THE EXERCISE: Consider the data that follows and state how many lines contain the string "choose", using the number alone.

Dataset items
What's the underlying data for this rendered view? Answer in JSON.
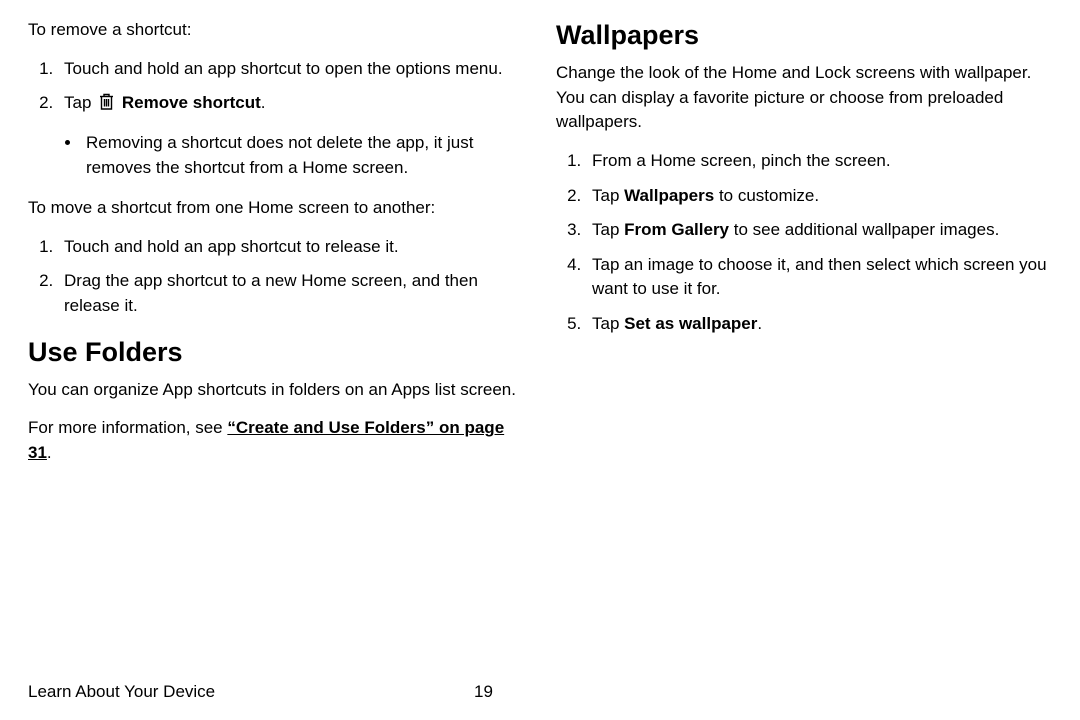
{
  "left": {
    "remove_intro": "To remove a shortcut:",
    "remove_step1": "Touch and hold an app shortcut to open the options menu.",
    "remove_step2_pre": "Tap ",
    "remove_step2_bold": "Remove shortcut",
    "remove_step2_post": ".",
    "remove_bullet": "Removing a shortcut does not delete the app, it just removes the shortcut from a Home screen.",
    "move_intro": "To move a shortcut from one Home screen to another:",
    "move_step1": "Touch and hold an app shortcut to release it.",
    "move_step2": "Drag the app shortcut to a new Home screen, and then release it.",
    "folders_heading": "Use Folders",
    "folders_p1": "You can organize App shortcuts in folders on an Apps list screen.",
    "folders_p2_pre": "For more information, see ",
    "folders_link": "“Create and Use Folders” on page 31",
    "folders_p2_post": "."
  },
  "right": {
    "wall_heading": "Wallpapers",
    "wall_intro": "Change the look of the Home and Lock screens with wallpaper. You can display a favorite picture or choose from preloaded wallpapers.",
    "wall_step1": "From a Home screen, pinch the screen.",
    "wall_step2_pre": "Tap ",
    "wall_step2_bold": "Wallpapers",
    "wall_step2_post": " to customize.",
    "wall_step3_pre": "Tap ",
    "wall_step3_bold": "From Gallery",
    "wall_step3_post": " to see additional wallpaper images.",
    "wall_step4": "Tap an image to choose it, and then select which screen you want to use it for.",
    "wall_step5_pre": "Tap ",
    "wall_step5_bold": "Set as wallpaper",
    "wall_step5_post": "."
  },
  "footer": {
    "section": "Learn About Your Device",
    "page": "19"
  },
  "icons": {
    "trash": "trash-icon"
  }
}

FULL OUTPUT: 2